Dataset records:
==*==
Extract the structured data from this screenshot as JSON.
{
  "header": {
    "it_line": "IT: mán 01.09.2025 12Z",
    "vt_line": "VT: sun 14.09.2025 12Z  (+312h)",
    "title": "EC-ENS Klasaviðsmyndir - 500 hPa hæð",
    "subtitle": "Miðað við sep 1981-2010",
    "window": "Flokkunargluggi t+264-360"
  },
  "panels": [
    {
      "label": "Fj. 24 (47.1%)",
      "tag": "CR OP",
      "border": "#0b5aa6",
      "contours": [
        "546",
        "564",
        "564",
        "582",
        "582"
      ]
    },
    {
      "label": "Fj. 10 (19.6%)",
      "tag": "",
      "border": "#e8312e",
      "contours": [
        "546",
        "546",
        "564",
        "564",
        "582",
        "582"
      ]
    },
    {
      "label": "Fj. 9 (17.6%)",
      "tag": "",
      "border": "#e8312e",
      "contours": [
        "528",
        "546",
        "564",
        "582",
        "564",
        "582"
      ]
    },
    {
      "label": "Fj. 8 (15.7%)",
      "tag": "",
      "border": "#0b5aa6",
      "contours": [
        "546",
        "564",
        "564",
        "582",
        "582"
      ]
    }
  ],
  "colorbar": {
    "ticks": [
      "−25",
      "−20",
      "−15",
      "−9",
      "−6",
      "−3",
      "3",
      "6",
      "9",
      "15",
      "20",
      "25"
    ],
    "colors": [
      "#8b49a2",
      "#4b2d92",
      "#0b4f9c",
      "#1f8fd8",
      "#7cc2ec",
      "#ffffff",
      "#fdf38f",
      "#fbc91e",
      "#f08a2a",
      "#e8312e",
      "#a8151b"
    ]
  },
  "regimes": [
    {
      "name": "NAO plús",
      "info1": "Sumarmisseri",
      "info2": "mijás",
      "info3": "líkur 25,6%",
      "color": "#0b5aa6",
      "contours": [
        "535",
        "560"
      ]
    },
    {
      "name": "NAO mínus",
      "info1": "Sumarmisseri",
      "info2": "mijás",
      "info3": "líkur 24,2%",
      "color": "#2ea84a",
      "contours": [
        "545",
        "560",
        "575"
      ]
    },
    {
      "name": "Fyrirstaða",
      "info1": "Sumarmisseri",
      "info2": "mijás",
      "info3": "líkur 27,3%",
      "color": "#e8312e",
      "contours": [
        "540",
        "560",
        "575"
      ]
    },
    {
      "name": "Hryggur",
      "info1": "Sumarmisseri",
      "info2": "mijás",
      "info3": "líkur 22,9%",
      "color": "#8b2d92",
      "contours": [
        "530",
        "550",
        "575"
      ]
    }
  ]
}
==*==
Job: Quote the entire listing above exactly.

Written response:
Extract the structured data from this screenshot as JSON.
{
  "header": {
    "it_line": "IT: mán 01.09.2025 12Z",
    "vt_line": "VT: sun 14.09.2025 12Z  (+312h)",
    "title": "EC-ENS Klasaviðsmyndir - 500 hPa hæð",
    "subtitle": "Miðað við sep 1981-2010",
    "window": "Flokkunargluggi t+264-360"
  },
  "panels": [
    {
      "label": "Fj. 24 (47.1%)",
      "tag": "CR OP",
      "border": "#0b5aa6",
      "contours": [
        "546",
        "564",
        "564",
        "582",
        "582"
      ]
    },
    {
      "label": "Fj. 10 (19.6%)",
      "tag": "",
      "border": "#e8312e",
      "contours": [
        "546",
        "546",
        "564",
        "564",
        "582",
        "582"
      ]
    },
    {
      "label": "Fj. 9 (17.6%)",
      "tag": "",
      "border": "#e8312e",
      "contours": [
        "528",
        "546",
        "564",
        "582",
        "564",
        "582"
      ]
    },
    {
      "label": "Fj. 8 (15.7%)",
      "tag": "",
      "border": "#0b5aa6",
      "contours": [
        "546",
        "564",
        "564",
        "582",
        "582"
      ]
    }
  ],
  "colorbar": {
    "ticks": [
      "−25",
      "−20",
      "−15",
      "−9",
      "−6",
      "−3",
      "3",
      "6",
      "9",
      "15",
      "20",
      "25"
    ],
    "colors": [
      "#8b49a2",
      "#4b2d92",
      "#0b4f9c",
      "#1f8fd8",
      "#7cc2ec",
      "#ffffff",
      "#fdf38f",
      "#fbc91e",
      "#f08a2a",
      "#e8312e",
      "#a8151b"
    ]
  },
  "regimes": [
    {
      "name": "NAO plús",
      "info1": "Sumarmisseri",
      "info2": "mijás",
      "info3": "líkur 25,6%",
      "color": "#0b5aa6",
      "contours": [
        "535",
        "560"
      ]
    },
    {
      "name": "NAO mínus",
      "info1": "Sumarmisseri",
      "info2": "mijás",
      "info3": "líkur 24,2%",
      "color": "#2ea84a",
      "contours": [
        "545",
        "560",
        "575"
      ]
    },
    {
      "name": "Fyrirstaða",
      "info1": "Sumarmisseri",
      "info2": "mijás",
      "info3": "líkur 27,3%",
      "color": "#e8312e",
      "contours": [
        "540",
        "560",
        "575"
      ]
    },
    {
      "name": "Hryggur",
      "info1": "Sumarmisseri",
      "info2": "mijás",
      "info3": "líkur 22,9%",
      "color": "#8b2d92",
      "contours": [
        "530",
        "550",
        "575"
      ]
    }
  ]
}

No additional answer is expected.